GIVEN TASK – Give only the number of lines in the data that contain the word "height".

Extracts from a graphics dataset:

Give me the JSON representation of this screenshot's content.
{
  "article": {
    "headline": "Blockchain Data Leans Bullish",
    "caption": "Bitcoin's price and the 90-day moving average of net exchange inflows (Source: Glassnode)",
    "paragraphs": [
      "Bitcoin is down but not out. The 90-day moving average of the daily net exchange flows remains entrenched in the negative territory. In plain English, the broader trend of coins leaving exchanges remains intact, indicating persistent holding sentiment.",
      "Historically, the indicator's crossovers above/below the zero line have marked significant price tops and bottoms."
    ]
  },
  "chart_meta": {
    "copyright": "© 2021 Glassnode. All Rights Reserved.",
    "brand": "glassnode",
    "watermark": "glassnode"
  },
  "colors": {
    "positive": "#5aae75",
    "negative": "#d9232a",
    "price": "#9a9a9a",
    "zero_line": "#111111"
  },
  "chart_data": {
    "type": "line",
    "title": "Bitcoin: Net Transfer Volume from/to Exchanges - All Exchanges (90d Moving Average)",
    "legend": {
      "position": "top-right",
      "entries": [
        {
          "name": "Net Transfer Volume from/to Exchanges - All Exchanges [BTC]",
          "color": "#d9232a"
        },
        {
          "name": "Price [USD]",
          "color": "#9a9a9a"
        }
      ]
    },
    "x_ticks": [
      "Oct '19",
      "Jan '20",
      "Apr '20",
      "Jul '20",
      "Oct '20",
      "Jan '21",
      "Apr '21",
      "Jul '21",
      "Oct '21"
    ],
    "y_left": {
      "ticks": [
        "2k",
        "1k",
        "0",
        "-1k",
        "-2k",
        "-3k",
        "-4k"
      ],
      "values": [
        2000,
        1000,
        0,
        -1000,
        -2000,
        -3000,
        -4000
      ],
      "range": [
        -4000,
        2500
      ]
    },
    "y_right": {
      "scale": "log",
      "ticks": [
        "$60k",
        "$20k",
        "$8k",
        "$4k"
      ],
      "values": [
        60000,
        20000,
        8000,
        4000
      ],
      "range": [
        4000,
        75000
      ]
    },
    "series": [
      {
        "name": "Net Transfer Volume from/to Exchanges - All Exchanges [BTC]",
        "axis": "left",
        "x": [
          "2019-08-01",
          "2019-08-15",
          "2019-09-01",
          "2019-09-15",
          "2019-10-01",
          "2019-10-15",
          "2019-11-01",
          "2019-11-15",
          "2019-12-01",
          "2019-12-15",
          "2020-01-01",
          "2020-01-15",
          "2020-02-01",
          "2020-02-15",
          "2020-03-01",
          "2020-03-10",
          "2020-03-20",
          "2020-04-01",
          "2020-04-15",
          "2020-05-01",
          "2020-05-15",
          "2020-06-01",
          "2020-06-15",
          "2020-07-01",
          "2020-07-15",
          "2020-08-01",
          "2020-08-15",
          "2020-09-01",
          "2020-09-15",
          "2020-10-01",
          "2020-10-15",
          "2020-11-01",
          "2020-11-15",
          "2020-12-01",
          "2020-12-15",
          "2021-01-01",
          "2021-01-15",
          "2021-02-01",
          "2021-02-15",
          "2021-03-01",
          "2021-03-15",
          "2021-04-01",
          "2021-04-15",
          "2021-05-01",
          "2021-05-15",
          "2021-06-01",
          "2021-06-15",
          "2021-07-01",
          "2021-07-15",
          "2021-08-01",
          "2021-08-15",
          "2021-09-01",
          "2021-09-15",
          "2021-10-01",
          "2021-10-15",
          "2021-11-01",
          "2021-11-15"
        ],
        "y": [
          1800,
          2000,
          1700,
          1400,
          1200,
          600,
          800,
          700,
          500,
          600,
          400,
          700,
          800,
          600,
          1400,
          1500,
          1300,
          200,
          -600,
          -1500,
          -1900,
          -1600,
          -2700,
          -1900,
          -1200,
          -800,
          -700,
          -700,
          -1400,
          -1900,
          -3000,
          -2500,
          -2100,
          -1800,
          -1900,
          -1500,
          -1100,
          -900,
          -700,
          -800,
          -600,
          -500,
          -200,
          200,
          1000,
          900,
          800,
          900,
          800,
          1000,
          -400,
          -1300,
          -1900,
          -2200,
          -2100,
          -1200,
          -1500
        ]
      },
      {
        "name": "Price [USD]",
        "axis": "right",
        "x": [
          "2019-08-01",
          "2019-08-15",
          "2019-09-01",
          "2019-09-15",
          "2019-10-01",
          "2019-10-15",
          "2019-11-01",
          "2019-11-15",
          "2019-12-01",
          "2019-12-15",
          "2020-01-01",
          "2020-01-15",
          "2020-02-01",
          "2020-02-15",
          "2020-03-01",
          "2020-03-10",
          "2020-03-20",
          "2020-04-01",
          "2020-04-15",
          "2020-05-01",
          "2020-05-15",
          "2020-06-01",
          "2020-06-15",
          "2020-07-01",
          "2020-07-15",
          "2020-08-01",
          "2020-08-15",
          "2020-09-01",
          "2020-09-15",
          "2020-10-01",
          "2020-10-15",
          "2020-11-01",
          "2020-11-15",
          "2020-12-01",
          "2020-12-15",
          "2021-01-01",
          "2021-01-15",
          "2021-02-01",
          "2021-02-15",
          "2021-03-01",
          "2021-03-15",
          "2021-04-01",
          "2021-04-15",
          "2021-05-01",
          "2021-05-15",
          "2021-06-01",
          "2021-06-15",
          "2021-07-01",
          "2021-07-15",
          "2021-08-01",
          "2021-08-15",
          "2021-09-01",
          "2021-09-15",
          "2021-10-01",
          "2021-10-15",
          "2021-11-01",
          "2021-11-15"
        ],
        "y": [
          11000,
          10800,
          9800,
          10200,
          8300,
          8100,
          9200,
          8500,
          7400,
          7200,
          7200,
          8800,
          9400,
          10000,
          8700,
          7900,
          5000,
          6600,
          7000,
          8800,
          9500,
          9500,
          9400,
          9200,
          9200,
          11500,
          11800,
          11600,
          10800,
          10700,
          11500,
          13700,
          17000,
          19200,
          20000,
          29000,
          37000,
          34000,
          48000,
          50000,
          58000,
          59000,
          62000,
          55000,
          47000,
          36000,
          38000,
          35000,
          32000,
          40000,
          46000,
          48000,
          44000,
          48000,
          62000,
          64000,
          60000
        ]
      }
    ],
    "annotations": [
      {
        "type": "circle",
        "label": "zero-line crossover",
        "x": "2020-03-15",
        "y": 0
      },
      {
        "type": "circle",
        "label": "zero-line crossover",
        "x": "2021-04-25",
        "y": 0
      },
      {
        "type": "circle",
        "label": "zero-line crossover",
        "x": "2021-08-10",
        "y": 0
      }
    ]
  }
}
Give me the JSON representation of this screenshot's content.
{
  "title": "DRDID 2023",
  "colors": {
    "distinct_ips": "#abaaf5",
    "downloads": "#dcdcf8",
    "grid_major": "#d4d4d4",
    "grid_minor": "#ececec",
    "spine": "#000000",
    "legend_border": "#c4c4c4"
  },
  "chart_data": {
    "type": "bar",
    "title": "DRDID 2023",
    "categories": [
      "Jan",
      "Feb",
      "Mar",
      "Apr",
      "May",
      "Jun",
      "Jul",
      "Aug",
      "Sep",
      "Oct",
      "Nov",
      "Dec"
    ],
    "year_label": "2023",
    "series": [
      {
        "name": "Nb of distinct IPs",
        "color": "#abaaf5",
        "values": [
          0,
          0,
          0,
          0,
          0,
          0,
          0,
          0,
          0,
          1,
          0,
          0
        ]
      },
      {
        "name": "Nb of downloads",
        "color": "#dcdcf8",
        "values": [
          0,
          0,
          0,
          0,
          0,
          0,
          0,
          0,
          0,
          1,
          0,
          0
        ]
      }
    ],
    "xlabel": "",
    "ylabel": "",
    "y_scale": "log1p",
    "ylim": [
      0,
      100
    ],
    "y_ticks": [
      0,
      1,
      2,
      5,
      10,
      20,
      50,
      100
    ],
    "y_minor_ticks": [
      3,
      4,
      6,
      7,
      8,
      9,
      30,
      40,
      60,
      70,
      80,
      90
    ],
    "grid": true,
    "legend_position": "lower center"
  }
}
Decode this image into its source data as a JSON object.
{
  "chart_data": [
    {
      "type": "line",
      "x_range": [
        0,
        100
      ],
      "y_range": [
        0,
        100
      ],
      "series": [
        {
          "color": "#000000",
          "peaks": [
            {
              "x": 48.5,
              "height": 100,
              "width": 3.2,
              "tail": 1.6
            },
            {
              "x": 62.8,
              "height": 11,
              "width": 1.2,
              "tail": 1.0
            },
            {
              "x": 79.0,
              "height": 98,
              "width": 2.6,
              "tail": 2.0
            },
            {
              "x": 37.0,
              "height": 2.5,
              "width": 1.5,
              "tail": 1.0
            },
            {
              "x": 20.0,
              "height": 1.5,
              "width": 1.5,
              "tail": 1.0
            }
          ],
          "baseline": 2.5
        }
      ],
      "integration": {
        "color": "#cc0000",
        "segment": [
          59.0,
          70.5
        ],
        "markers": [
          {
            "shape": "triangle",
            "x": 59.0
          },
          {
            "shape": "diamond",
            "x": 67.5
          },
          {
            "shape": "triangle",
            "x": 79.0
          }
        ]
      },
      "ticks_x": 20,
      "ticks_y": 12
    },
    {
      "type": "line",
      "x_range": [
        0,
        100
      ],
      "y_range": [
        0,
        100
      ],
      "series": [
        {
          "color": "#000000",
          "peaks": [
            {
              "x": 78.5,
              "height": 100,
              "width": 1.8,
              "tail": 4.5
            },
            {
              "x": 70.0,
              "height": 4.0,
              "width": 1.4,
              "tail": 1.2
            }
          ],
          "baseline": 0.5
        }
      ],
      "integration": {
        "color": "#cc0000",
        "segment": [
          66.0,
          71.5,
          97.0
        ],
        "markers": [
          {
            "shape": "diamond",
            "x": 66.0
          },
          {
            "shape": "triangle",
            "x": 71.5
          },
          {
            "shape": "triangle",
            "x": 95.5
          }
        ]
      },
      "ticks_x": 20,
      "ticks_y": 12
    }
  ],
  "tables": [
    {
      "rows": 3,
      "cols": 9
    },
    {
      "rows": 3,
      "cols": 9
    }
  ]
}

WRITTEN SOLUTION – 7